#### Directions for this task
Give the number of lines that hold the string "uchovány". Nothing else is needed.

Stored entries:
================
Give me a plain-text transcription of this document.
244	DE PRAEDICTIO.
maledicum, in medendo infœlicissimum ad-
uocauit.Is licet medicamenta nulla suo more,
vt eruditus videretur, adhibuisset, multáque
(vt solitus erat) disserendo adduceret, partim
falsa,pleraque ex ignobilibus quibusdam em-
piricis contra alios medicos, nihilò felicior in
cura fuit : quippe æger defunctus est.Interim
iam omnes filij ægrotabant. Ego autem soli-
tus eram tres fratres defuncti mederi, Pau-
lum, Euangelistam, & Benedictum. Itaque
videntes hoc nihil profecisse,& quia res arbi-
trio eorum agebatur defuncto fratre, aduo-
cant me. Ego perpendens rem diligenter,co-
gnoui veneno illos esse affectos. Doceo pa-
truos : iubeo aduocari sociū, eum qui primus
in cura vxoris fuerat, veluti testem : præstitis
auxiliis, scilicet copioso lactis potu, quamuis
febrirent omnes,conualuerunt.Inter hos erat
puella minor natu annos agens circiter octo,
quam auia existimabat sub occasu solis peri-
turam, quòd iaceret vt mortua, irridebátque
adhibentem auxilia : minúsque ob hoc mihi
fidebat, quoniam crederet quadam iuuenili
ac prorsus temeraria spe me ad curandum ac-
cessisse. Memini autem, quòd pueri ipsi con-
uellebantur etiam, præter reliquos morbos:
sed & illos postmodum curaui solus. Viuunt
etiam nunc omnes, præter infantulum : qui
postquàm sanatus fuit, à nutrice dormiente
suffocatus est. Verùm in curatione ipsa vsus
================
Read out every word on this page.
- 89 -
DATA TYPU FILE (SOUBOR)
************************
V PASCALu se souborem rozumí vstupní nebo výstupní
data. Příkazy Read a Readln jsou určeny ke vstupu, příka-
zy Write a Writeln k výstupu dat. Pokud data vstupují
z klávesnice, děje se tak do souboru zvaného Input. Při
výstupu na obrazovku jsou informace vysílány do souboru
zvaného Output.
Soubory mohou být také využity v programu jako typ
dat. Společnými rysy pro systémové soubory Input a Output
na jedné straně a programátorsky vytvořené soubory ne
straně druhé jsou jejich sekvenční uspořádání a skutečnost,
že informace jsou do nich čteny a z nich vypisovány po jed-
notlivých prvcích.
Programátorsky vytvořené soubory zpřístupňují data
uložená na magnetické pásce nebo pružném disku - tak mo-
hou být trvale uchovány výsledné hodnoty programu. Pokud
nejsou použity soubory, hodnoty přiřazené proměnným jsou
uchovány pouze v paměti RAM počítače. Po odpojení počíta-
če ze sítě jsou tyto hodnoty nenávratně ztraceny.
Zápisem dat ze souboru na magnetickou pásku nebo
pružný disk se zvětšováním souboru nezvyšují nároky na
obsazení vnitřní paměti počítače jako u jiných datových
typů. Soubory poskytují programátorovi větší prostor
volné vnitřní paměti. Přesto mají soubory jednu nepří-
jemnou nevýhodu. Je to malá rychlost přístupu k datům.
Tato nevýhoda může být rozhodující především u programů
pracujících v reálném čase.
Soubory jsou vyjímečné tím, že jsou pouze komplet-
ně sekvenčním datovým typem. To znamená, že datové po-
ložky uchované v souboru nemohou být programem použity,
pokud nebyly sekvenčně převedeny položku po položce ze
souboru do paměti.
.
================
#### Exercise solution
2